• Task directions:
Return the records word for word. Any pictures in them are not part of the copy.

• Exercise input:
--- START ---
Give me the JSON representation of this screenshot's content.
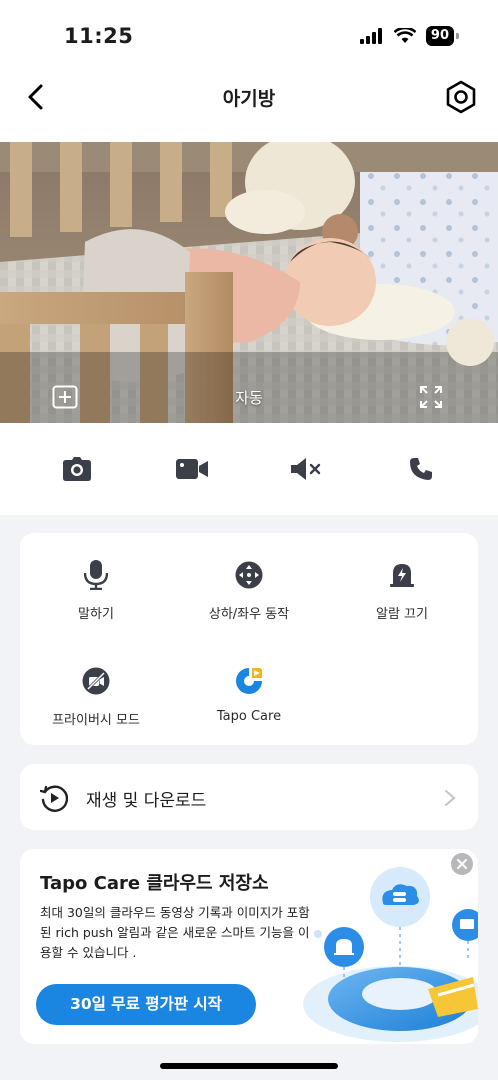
{
  "status_bar": {
    "time": "11:25",
    "battery": "90"
  },
  "nav": {
    "title": "아기방"
  },
  "camera": {
    "mode_label": "자동"
  },
  "controls": [
    "camera-icon",
    "video-record-icon",
    "speaker-muted-icon",
    "phone-icon"
  ],
  "actions": [
    {
      "label": "말하기",
      "icon": "microphone-icon"
    },
    {
      "label": "상하/좌우 동작",
      "icon": "pan-tilt-icon"
    },
    {
      "label": "알람 끄기",
      "icon": "alarm-icon"
    },
    {
      "label": "프라이버시 모드",
      "icon": "privacy-mode-icon"
    },
    {
      "label": "Tapo Care",
      "icon": "tapo-care-icon"
    }
  ],
  "playback": {
    "label": "재생 및 다운로드"
  },
  "promo": {
    "title": "Tapo Care 클라우드 저장소",
    "description": "최대 30일의 클라우드 동영상 기록과 이미지가 포함된 rich push 알림과 같은 새로운 스마트 기능을 이용할 수 있습니다 .",
    "button": "30일 무료 평가판 시작"
  },
  "colors": {
    "accent": "#1b86e1",
    "icon": "#3a3f4a"
  }
}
--- END ---
• Exercise response:
Give me the JSON representation of this screenshot's content.
{
  "status_bar": {
    "time": "11:25",
    "battery": "90"
  },
  "nav": {
    "title": "아기방"
  },
  "camera": {
    "mode_label": "자동"
  },
  "controls": [
    "camera-icon",
    "video-record-icon",
    "speaker-muted-icon",
    "phone-icon"
  ],
  "actions": [
    {
      "label": "말하기",
      "icon": "microphone-icon"
    },
    {
      "label": "상하/좌우 동작",
      "icon": "pan-tilt-icon"
    },
    {
      "label": "알람 끄기",
      "icon": "alarm-icon"
    },
    {
      "label": "프라이버시 모드",
      "icon": "privacy-mode-icon"
    },
    {
      "label": "Tapo Care",
      "icon": "tapo-care-icon"
    }
  ],
  "playback": {
    "label": "재생 및 다운로드"
  },
  "promo": {
    "title": "Tapo Care 클라우드 저장소",
    "description": "최대 30일의 클라우드 동영상 기록과 이미지가 포함된 rich push 알림과 같은 새로운 스마트 기능을 이용할 수 있습니다 .",
    "button": "30일 무료 평가판 시작"
  },
  "colors": {
    "accent": "#1b86e1",
    "icon": "#3a3f4a"
  }
}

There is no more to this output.